Begin TASK INPUTS

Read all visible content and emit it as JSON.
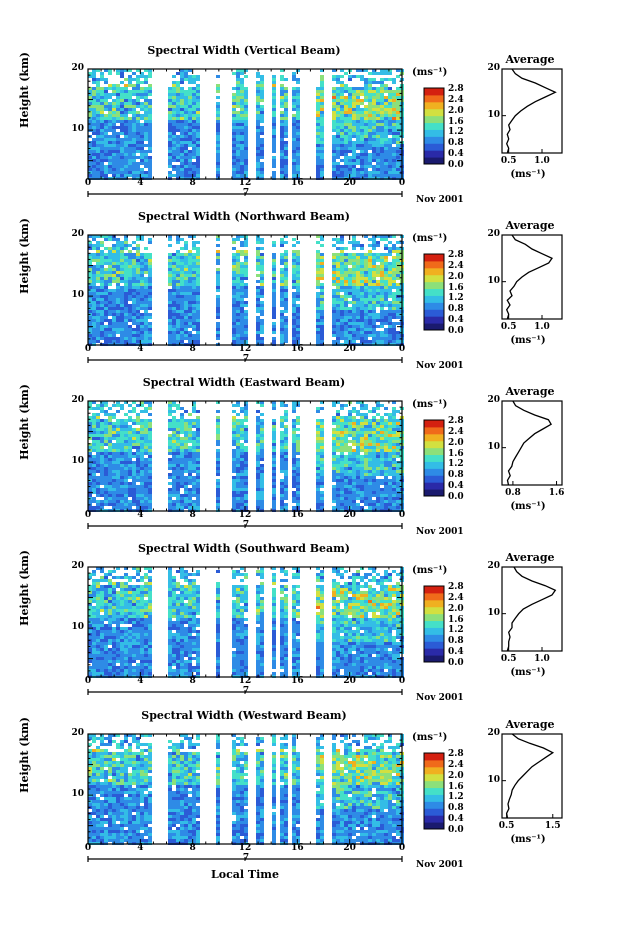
{
  "panels": [
    {
      "title": "Spectral Width (Vertical Beam)",
      "avg_xticks": [
        "0.5",
        "1.0"
      ],
      "avg_xrange": [
        0.4,
        1.3
      ],
      "avg_profile": [
        [
          2,
          0.48
        ],
        [
          3,
          0.5
        ],
        [
          4,
          0.47
        ],
        [
          5,
          0.5
        ],
        [
          6,
          0.48
        ],
        [
          7,
          0.52
        ],
        [
          8,
          0.5
        ],
        [
          9,
          0.55
        ],
        [
          10,
          0.6
        ],
        [
          11,
          0.68
        ],
        [
          12,
          0.78
        ],
        [
          13,
          0.9
        ],
        [
          14,
          1.05
        ],
        [
          15,
          1.2
        ],
        [
          16,
          1.05
        ],
        [
          17,
          0.9
        ],
        [
          18,
          0.7
        ],
        [
          19,
          0.6
        ],
        [
          20,
          0.55
        ]
      ]
    },
    {
      "title": "Spectral Width (Northward Beam)",
      "avg_xticks": [
        "0.5",
        "1.0"
      ],
      "avg_xrange": [
        0.4,
        1.3
      ],
      "avg_profile": [
        [
          2,
          0.48
        ],
        [
          3,
          0.5
        ],
        [
          4,
          0.47
        ],
        [
          5,
          0.52
        ],
        [
          6,
          0.48
        ],
        [
          7,
          0.55
        ],
        [
          8,
          0.52
        ],
        [
          9,
          0.58
        ],
        [
          10,
          0.62
        ],
        [
          11,
          0.7
        ],
        [
          12,
          0.8
        ],
        [
          13,
          0.95
        ],
        [
          14,
          1.1
        ],
        [
          15,
          1.15
        ],
        [
          16,
          1.0
        ],
        [
          17,
          0.85
        ],
        [
          18,
          0.75
        ],
        [
          19,
          0.6
        ],
        [
          20,
          0.55
        ]
      ]
    },
    {
      "title": "Spectral Width (Eastward Beam)",
      "avg_xticks": [
        "0.8",
        "1.6"
      ],
      "avg_xrange": [
        0.6,
        1.7
      ],
      "avg_profile": [
        [
          2,
          0.72
        ],
        [
          3,
          0.7
        ],
        [
          4,
          0.75
        ],
        [
          5,
          0.72
        ],
        [
          6,
          0.78
        ],
        [
          7,
          0.8
        ],
        [
          8,
          0.85
        ],
        [
          9,
          0.9
        ],
        [
          10,
          0.95
        ],
        [
          11,
          1.0
        ],
        [
          12,
          1.1
        ],
        [
          13,
          1.2
        ],
        [
          14,
          1.35
        ],
        [
          15,
          1.5
        ],
        [
          16,
          1.45
        ],
        [
          17,
          1.2
        ],
        [
          18,
          1.0
        ],
        [
          19,
          0.85
        ],
        [
          20,
          0.8
        ]
      ]
    },
    {
      "title": "Spectral Width (Southward Beam)",
      "avg_xticks": [
        "0.5",
        "1.0"
      ],
      "avg_xrange": [
        0.4,
        1.3
      ],
      "avg_profile": [
        [
          2,
          0.48
        ],
        [
          3,
          0.5
        ],
        [
          4,
          0.5
        ],
        [
          5,
          0.52
        ],
        [
          6,
          0.5
        ],
        [
          7,
          0.55
        ],
        [
          8,
          0.55
        ],
        [
          9,
          0.6
        ],
        [
          10,
          0.65
        ],
        [
          11,
          0.72
        ],
        [
          12,
          0.85
        ],
        [
          13,
          1.0
        ],
        [
          14,
          1.15
        ],
        [
          15,
          1.2
        ],
        [
          16,
          1.05
        ],
        [
          17,
          0.85
        ],
        [
          18,
          0.7
        ],
        [
          19,
          0.62
        ],
        [
          20,
          0.58
        ]
      ]
    },
    {
      "title": "Spectral Width (Westward Beam)",
      "avg_xticks": [
        "0.5",
        "1.5"
      ],
      "avg_xrange": [
        0.4,
        1.7
      ],
      "avg_profile": [
        [
          2,
          0.52
        ],
        [
          3,
          0.5
        ],
        [
          4,
          0.55
        ],
        [
          5,
          0.53
        ],
        [
          6,
          0.56
        ],
        [
          7,
          0.6
        ],
        [
          8,
          0.62
        ],
        [
          9,
          0.68
        ],
        [
          10,
          0.75
        ],
        [
          11,
          0.85
        ],
        [
          12,
          0.95
        ],
        [
          13,
          1.05
        ],
        [
          14,
          1.2
        ],
        [
          15,
          1.35
        ],
        [
          16,
          1.5
        ],
        [
          17,
          1.3
        ],
        [
          18,
          1.0
        ],
        [
          19,
          0.75
        ],
        [
          20,
          0.62
        ]
      ]
    }
  ],
  "shared": {
    "ylabel": "Height (km)",
    "yticks": [
      "20",
      "10"
    ],
    "xticks": [
      "0",
      "4",
      "8",
      "12",
      "16",
      "20",
      "0"
    ],
    "day": "7",
    "month": "Nov 2001",
    "colorbar_unit": "(ms⁻¹)",
    "colorbar_labels": [
      "2.8",
      "2.4",
      "2.0",
      "1.6",
      "1.2",
      "0.8",
      "0.4",
      "0.0"
    ],
    "avg_title": "Average",
    "avg_yticks": [
      "20",
      "10"
    ],
    "avg_unit": "(ms⁻¹)",
    "xlabel": "Local Time",
    "gap_hours": [
      [
        4.6,
        5.9
      ],
      [
        8.3,
        9.5
      ],
      [
        10.0,
        10.8
      ],
      [
        12.0,
        12.6
      ],
      [
        13.4,
        14.0
      ],
      [
        14.3,
        14.6
      ],
      [
        15.2,
        15.5
      ],
      [
        16.2,
        17.4
      ],
      [
        18.0,
        18.5
      ]
    ],
    "colormap": [
      "#1a1a6e",
      "#2a2aa8",
      "#2b5bd6",
      "#2e8be6",
      "#33bde6",
      "#44e0c8",
      "#8ce07a",
      "#d2e040",
      "#f0b020",
      "#f06a1a",
      "#d42010"
    ]
  }
}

End TASK INPUTS

== STATED PROBLEM ==
Show every line of the records above that contains the word "Beam".

== WRITTEN ANSWER ==
      "title": "Spectral Width (Vertical Beam)",
      "title": "Spectral Width (Northward Beam)",
      "title": "Spectral Width (Eastward Beam)",
      "title": "Spectral Width (Southward Beam)",
      "title": "Spectral Width (Westward Beam)",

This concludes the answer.